— start Input for this task —
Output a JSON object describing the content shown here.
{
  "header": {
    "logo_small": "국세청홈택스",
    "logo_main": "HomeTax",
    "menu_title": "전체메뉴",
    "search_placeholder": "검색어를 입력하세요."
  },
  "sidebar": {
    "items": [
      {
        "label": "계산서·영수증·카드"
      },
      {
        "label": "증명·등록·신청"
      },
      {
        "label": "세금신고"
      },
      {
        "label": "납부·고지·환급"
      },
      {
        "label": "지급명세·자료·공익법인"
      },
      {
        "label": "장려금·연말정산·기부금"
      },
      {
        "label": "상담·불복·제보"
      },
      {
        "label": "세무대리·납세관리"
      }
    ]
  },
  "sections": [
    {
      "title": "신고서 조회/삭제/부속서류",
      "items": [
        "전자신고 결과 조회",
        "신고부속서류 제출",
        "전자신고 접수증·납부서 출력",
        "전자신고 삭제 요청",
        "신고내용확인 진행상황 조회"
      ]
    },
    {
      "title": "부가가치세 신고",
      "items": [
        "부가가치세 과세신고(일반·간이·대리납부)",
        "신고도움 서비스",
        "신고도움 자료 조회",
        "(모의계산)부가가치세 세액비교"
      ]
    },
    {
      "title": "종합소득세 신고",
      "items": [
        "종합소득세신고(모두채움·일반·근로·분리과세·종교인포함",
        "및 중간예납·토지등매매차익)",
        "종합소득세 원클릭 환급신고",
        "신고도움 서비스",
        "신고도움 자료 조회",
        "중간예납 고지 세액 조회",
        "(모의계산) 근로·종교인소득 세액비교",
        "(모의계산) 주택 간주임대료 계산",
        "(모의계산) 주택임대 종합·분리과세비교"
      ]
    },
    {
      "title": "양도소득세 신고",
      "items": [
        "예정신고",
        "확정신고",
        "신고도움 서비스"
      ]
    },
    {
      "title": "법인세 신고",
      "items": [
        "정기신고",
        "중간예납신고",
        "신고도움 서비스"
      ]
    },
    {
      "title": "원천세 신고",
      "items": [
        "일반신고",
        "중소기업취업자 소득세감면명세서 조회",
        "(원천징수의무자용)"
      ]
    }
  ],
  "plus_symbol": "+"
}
— end Input for this task —
Work instructions: List every line in the records above that contains the word "모의계산".

Reply to the task:
        "(모의계산)부가가치세 세액비교"
        "(모의계산) 근로·종교인소득 세액비교",
        "(모의계산) 주택 간주임대료 계산",
        "(모의계산) 주택임대 종합·분리과세비교"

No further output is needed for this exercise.